┌─ Excerpted data

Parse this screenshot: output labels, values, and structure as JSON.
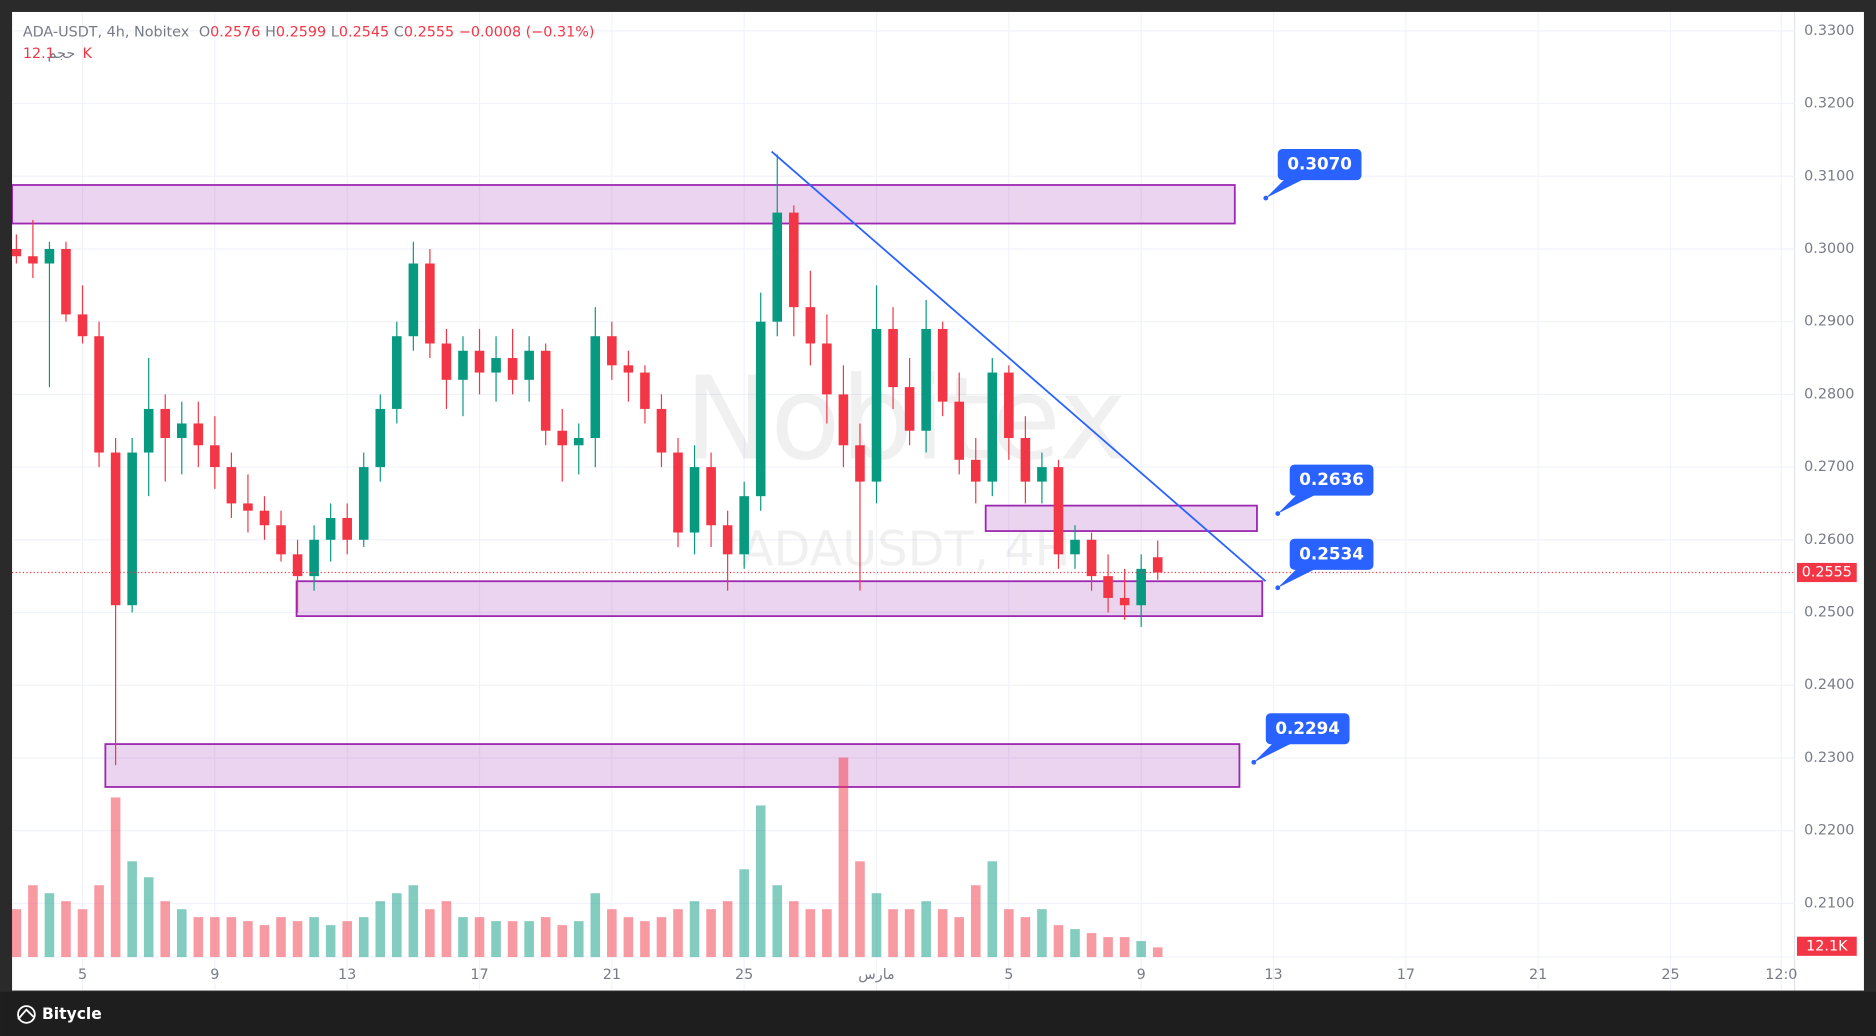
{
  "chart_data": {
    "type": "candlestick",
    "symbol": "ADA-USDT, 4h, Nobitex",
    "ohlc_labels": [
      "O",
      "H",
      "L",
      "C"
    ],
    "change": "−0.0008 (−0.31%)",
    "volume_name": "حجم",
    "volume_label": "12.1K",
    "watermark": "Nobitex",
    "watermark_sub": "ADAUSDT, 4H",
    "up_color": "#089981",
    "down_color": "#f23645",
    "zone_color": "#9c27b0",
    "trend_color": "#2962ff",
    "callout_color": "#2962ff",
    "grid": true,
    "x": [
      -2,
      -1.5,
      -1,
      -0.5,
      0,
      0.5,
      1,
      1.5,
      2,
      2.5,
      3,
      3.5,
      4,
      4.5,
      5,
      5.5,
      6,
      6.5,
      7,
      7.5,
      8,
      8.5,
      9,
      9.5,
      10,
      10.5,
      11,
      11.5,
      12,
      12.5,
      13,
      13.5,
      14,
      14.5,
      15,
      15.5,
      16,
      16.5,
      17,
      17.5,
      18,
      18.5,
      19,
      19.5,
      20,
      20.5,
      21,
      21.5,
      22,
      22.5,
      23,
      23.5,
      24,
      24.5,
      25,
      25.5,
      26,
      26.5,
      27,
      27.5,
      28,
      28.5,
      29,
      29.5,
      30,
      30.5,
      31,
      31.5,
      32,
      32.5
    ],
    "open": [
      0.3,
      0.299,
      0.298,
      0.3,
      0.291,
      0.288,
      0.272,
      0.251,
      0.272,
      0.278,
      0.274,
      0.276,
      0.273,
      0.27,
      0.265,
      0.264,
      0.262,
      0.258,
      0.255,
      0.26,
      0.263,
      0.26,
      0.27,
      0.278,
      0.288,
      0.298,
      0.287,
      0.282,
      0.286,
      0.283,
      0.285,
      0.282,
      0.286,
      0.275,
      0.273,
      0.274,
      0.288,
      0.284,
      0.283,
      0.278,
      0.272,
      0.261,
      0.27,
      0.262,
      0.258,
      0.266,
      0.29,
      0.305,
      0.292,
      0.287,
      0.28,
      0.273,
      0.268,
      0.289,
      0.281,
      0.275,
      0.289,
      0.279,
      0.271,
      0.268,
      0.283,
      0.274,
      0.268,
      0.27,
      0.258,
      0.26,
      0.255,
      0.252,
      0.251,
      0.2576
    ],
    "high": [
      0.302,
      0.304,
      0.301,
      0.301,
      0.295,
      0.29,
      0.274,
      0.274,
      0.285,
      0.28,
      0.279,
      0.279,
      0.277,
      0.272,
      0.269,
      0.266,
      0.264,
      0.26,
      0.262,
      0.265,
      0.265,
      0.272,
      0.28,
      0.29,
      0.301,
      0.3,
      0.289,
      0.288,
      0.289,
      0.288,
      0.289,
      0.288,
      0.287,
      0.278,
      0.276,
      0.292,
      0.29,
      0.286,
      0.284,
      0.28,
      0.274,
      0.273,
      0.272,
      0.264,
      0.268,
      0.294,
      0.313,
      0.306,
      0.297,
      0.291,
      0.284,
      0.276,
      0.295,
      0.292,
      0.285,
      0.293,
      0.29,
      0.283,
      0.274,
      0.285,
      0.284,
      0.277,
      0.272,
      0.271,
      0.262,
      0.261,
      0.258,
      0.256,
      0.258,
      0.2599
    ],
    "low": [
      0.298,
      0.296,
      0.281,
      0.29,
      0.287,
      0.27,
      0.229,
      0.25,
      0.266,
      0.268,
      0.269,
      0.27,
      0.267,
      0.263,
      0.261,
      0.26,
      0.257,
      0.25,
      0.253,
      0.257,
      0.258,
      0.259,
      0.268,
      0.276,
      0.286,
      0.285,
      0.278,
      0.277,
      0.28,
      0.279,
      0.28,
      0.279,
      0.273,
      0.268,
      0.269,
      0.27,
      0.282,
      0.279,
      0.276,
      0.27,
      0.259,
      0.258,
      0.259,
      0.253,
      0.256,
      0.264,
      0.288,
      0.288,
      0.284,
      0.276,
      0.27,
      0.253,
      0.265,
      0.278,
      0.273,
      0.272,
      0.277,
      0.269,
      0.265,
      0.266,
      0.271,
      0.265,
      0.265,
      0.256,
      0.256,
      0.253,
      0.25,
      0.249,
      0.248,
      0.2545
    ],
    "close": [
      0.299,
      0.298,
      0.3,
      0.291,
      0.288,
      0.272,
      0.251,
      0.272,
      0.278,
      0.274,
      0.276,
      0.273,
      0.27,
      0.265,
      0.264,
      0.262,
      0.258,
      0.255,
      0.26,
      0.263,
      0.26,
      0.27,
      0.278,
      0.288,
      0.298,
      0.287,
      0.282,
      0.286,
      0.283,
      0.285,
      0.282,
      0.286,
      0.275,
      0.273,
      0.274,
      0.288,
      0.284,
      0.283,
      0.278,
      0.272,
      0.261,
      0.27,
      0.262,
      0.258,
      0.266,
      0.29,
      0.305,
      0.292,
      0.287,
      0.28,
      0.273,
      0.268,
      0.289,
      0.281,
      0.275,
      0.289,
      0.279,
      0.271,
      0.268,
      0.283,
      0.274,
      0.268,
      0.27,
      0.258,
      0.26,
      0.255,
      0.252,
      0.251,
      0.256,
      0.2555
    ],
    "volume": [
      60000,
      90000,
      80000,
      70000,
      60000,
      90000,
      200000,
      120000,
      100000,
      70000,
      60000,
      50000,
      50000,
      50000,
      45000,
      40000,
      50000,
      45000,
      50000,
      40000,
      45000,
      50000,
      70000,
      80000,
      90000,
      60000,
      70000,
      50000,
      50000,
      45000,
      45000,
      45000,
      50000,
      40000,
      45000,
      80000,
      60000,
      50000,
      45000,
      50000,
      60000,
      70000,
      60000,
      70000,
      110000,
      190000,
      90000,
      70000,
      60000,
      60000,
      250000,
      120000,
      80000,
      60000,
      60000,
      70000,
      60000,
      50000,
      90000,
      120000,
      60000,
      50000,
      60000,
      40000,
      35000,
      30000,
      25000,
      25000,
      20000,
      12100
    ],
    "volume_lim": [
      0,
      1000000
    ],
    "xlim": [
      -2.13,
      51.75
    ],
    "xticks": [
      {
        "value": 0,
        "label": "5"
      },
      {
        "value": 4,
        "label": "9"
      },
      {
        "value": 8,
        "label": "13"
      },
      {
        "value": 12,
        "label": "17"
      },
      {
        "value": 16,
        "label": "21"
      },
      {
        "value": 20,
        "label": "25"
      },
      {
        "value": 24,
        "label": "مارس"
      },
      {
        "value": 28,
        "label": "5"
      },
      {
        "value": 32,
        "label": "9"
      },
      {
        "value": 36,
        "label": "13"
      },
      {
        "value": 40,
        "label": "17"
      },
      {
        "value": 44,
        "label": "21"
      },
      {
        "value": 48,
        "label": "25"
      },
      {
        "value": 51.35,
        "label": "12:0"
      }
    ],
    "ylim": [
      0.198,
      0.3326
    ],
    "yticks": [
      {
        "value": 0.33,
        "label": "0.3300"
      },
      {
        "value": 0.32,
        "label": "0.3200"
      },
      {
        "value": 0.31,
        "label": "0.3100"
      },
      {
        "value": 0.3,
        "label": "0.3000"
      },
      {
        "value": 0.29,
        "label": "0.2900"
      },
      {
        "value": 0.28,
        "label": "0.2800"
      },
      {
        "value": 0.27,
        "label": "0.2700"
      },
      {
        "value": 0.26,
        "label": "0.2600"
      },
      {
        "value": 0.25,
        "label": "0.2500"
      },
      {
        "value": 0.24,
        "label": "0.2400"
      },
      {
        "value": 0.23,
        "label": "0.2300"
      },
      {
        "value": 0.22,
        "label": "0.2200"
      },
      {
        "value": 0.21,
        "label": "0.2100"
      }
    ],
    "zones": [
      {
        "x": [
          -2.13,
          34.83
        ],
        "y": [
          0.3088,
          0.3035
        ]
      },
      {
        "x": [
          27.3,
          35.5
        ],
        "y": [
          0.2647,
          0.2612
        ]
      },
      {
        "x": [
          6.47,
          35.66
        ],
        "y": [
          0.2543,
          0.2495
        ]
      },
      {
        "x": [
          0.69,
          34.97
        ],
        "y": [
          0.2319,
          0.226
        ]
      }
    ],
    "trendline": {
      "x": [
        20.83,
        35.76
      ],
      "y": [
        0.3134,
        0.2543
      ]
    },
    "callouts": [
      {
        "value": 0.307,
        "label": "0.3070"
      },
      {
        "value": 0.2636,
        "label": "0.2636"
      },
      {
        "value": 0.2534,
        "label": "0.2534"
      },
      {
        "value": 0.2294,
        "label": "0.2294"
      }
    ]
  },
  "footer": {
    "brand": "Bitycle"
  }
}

└─
┌─ Excerpted data

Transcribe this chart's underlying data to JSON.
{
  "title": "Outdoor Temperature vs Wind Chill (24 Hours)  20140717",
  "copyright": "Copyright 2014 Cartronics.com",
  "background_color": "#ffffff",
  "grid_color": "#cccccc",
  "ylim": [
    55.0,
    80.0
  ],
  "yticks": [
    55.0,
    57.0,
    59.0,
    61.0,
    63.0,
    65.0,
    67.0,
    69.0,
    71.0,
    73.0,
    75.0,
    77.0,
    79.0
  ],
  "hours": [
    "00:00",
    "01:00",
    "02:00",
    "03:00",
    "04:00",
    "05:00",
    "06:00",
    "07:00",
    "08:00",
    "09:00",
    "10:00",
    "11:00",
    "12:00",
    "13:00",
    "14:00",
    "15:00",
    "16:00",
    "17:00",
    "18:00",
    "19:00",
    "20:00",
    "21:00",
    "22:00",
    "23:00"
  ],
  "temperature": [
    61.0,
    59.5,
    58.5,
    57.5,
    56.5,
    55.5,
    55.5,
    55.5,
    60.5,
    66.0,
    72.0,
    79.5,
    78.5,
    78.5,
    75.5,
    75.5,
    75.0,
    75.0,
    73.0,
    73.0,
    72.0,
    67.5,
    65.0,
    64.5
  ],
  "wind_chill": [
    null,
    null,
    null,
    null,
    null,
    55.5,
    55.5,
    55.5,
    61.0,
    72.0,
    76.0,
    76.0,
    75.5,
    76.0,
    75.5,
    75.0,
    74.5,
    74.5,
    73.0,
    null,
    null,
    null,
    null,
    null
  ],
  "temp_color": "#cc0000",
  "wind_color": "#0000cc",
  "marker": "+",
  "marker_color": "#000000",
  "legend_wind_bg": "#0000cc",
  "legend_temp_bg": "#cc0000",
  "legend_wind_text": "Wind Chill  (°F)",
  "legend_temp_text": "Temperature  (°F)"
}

└─

=== Task description ===
Provide the number of lines in these entries that hold the word "JSON", without any accompanying text.

=== Result of this exercise ===
2